Extracted data entries →
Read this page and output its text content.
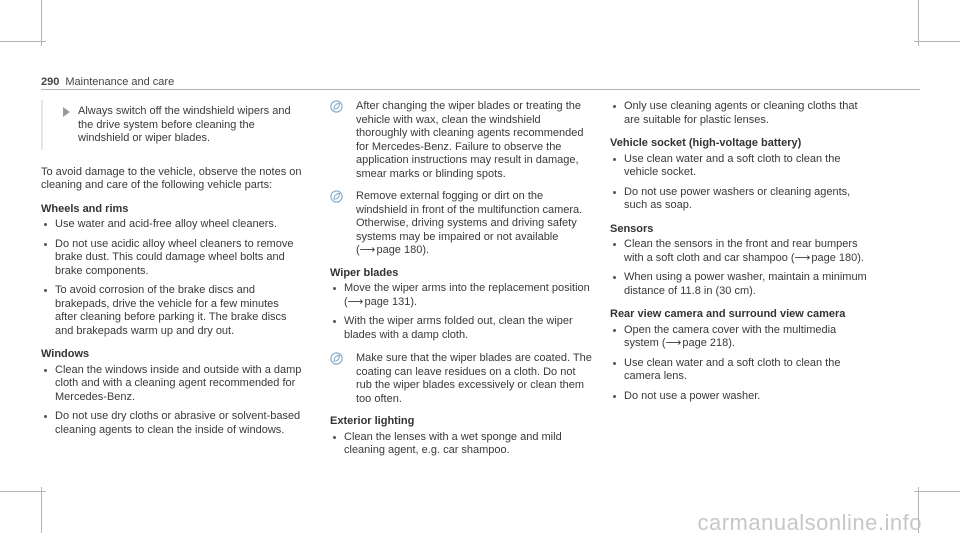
290 Maintenance and care

Always switch off the windshield wipers and the drive system before cleaning the windshield or wiper blades.

To avoid damage to the vehicle, observe the notes on cleaning and care of the following vehicle parts:

Wheels and rims
Use water and acid-free alloy wheel cleaners.
Do not use acidic alloy wheel cleaners to remove brake dust. This could damage wheel bolts and brake components.
To avoid corrosion of the brake discs and brakepads, drive the vehicle for a few minutes after cleaning before parking it. The brake discs and brakepads warm up and dry out.
Windows
Clean the windows inside and outside with a damp cloth and with a cleaning agent recommended for Mercedes-Benz.
Do not use dry cloths or abrasive or solvent-based cleaning agents to clean the inside of windows.

After changing the wiper blades or treating the vehicle with wax, clean the windshield thoroughly with cleaning agents recommended for Mercedes-Benz. Failure to observe the application instructions may result in damage, smear marks or blinding spots.

Remove external fogging or dirt on the windshield in front of the multifunction camera. Otherwise, driving systems and driving safety systems may be impaired or not available (⟶page 180).

Wiper blades
Move the wiper arms into the replacement position (⟶page 131).
With the wiper arms folded out, clean the wiper blades with a damp cloth.

Make sure that the wiper blades are coated. The coating can leave residues on a cloth. Do not rub the wiper blades excessively or clean them too often.

Exterior lighting
Clean the lenses with a wet sponge and mild cleaning agent, e.g. car shampoo.
Only use cleaning agents or cleaning cloths that are suitable for plastic lenses.
Vehicle socket (high-voltage battery)
Use clean water and a soft cloth to clean the vehicle socket.
Do not use power washers or cleaning agents, such as soap.
Sensors
Clean the sensors in the front and rear bumpers with a soft cloth and car shampoo (⟶page 180).
When using a power washer, maintain a minimum distance of 11.8 in (30 cm).
Rear view camera and surround view camera
Open the camera cover with the multimedia system (⟶page 218).
Use clean water and a soft cloth to clean the camera lens.
Do not use a power washer.
carmanualsonline.info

TO DO →
Leave the pictures out, and transcribe each of the records exactly.

TASK RESPONSE →
Read this page and output its text content.
290 Maintenance and care

Always switch off the windshield wipers and the drive system before cleaning the windshield or wiper blades.

To avoid damage to the vehicle, observe the notes on cleaning and care of the following vehicle parts:

Wheels and rims
Use water and acid-free alloy wheel cleaners.
Do not use acidic alloy wheel cleaners to remove brake dust. This could damage wheel bolts and brake components.
To avoid corrosion of the brake discs and brakepads, drive the vehicle for a few minutes after cleaning before parking it. The brake discs and brakepads warm up and dry out.
Windows
Clean the windows inside and outside with a damp cloth and with a cleaning agent recommended for Mercedes-Benz.
Do not use dry cloths or abrasive or solvent-based cleaning agents to clean the inside of windows.

After changing the wiper blades or treating the vehicle with wax, clean the windshield thoroughly with cleaning agents recommended for Mercedes-Benz. Failure to observe the application instructions may result in damage, smear marks or blinding spots.

Remove external fogging or dirt on the windshield in front of the multifunction camera. Otherwise, driving systems and driving safety systems may be impaired or not available (⟶page 180).

Wiper blades
Move the wiper arms into the replacement position (⟶page 131).
With the wiper arms folded out, clean the wiper blades with a damp cloth.

Make sure that the wiper blades are coated. The coating can leave residues on a cloth. Do not rub the wiper blades excessively or clean them too often.

Exterior lighting
Clean the lenses with a wet sponge and mild cleaning agent, e.g. car shampoo.
Only use cleaning agents or cleaning cloths that are suitable for plastic lenses.
Vehicle socket (high-voltage battery)
Use clean water and a soft cloth to clean the vehicle socket.
Do not use power washers or cleaning agents, such as soap.
Sensors
Clean the sensors in the front and rear bumpers with a soft cloth and car shampoo (⟶page 180).
When using a power washer, maintain a minimum distance of 11.8 in (30 cm).
Rear view camera and surround view camera
Open the camera cover with the multimedia system (⟶page 218).
Use clean water and a soft cloth to clean the camera lens.
Do not use a power washer.
carmanualsonline.info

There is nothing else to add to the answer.